**RECORDS FOR THIS TASK**
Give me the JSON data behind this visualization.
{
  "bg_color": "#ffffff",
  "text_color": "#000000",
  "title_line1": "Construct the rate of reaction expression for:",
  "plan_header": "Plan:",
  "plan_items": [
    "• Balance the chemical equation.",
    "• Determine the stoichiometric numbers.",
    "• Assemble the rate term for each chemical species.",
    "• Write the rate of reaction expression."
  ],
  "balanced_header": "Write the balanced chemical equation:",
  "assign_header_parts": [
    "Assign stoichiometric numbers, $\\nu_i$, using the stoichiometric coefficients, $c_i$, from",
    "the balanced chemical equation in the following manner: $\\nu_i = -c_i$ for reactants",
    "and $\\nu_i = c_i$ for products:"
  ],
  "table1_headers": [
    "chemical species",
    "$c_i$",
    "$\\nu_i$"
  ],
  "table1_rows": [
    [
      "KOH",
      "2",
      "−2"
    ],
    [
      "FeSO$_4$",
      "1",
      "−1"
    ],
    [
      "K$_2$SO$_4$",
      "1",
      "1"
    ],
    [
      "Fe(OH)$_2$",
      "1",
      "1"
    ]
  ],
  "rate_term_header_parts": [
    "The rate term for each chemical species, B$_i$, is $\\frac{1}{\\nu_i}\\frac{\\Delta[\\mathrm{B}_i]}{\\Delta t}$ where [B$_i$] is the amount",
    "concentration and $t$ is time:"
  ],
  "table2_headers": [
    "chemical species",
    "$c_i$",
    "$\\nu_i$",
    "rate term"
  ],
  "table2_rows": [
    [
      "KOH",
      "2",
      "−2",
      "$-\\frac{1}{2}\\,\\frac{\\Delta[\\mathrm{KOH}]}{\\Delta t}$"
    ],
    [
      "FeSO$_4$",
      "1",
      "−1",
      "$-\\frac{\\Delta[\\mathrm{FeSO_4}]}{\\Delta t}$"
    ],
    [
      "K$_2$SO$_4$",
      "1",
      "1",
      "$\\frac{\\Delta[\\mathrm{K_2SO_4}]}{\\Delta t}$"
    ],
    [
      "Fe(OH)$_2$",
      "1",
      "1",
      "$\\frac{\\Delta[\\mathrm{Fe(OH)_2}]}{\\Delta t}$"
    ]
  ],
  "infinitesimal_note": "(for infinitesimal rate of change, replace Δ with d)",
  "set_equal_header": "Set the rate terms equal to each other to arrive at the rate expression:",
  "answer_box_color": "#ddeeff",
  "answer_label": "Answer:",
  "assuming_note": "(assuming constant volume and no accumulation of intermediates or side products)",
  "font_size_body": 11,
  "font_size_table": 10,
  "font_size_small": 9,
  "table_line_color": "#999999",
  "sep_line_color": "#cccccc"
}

**WORK TO DO**
Only a number is wanted: how many lines of the data above contain "mathrm"?

**TASK RESPONSE**
5